Find the lines containing the word "image" and copy every one of them.

# # # #

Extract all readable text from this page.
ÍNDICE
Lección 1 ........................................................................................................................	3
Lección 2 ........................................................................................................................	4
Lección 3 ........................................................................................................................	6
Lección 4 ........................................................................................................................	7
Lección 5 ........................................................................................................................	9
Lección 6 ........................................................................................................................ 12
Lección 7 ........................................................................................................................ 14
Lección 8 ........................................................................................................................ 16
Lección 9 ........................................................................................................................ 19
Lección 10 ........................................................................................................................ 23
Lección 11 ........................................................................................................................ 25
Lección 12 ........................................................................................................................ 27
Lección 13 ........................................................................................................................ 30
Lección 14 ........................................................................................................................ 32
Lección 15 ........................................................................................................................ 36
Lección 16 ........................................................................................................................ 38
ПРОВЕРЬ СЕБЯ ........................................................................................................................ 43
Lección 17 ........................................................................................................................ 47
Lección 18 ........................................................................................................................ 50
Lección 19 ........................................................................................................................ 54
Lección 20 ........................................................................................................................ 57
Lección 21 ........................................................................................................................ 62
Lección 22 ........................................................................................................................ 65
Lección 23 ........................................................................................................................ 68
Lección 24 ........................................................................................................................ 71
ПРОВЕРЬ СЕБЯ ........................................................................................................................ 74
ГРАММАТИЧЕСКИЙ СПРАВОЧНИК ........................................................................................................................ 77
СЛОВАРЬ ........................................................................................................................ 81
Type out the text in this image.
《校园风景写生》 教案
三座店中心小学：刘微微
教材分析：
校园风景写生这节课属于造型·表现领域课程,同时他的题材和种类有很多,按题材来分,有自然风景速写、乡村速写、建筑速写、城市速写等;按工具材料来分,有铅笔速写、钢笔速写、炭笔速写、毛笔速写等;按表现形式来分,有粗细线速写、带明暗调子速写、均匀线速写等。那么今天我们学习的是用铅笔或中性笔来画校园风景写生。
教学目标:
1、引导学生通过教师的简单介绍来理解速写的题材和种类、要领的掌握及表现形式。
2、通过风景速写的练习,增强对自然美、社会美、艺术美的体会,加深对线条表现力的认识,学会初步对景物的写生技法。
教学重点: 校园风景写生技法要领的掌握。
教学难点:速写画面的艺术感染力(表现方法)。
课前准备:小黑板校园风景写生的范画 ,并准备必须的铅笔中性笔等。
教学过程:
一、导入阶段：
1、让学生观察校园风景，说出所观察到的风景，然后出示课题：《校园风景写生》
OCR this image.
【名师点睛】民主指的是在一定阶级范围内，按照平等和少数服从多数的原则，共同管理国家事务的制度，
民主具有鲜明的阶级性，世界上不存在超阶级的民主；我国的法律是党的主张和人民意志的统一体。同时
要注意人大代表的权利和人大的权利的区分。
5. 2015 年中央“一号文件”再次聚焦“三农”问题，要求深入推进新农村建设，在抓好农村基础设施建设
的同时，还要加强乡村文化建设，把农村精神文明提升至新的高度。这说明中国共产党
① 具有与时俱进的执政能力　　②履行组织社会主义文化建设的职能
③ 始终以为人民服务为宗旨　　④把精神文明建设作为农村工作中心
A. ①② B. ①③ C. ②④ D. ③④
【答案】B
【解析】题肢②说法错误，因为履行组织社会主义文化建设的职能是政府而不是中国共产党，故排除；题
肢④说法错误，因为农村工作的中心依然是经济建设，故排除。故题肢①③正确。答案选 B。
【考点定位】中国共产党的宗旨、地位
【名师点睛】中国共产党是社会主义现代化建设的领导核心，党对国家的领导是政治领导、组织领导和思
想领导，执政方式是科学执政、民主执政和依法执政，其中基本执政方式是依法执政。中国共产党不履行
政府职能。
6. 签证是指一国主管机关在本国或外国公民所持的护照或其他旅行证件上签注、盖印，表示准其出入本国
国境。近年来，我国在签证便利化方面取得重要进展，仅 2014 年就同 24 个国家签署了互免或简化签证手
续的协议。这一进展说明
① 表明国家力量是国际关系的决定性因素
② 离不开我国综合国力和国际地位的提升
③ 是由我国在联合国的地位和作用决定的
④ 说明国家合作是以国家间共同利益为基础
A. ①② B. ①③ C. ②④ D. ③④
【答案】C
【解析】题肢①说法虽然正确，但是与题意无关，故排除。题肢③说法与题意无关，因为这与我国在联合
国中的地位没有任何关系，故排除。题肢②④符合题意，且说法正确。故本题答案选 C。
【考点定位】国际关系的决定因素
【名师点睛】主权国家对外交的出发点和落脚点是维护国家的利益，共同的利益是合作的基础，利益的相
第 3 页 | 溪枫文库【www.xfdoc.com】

# # # #

TASK RESPONSE —
Type out the text in this image.
OCR this image.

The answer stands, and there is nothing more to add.